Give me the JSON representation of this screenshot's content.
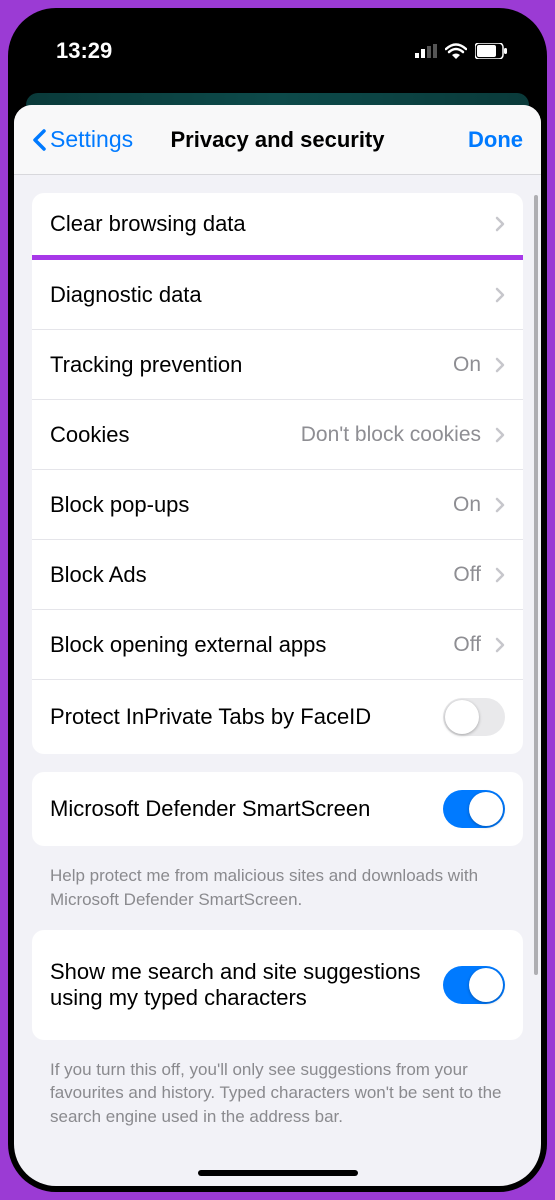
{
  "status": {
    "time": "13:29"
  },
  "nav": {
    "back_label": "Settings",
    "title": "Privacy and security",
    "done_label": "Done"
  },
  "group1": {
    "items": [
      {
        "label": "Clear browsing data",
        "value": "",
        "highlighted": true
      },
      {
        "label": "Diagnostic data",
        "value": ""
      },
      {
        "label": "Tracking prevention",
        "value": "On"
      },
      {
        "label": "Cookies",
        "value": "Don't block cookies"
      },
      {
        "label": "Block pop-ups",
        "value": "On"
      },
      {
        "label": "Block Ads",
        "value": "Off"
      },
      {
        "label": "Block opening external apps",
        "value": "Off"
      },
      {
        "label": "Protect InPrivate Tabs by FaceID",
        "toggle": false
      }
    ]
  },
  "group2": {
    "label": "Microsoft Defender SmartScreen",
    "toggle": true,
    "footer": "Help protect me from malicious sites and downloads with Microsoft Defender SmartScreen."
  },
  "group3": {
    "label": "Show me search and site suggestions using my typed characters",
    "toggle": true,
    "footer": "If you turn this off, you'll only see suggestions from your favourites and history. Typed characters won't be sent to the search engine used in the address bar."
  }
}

────────────────────

### Task description:
Go through the material and select each line with the string "value" in it.

### The result:
        "value": "",
        "value": ""
        "value": "On"
        "value": "Don't block cookies"
        "value": "On"
        "value": "Off"
        "value": "Off"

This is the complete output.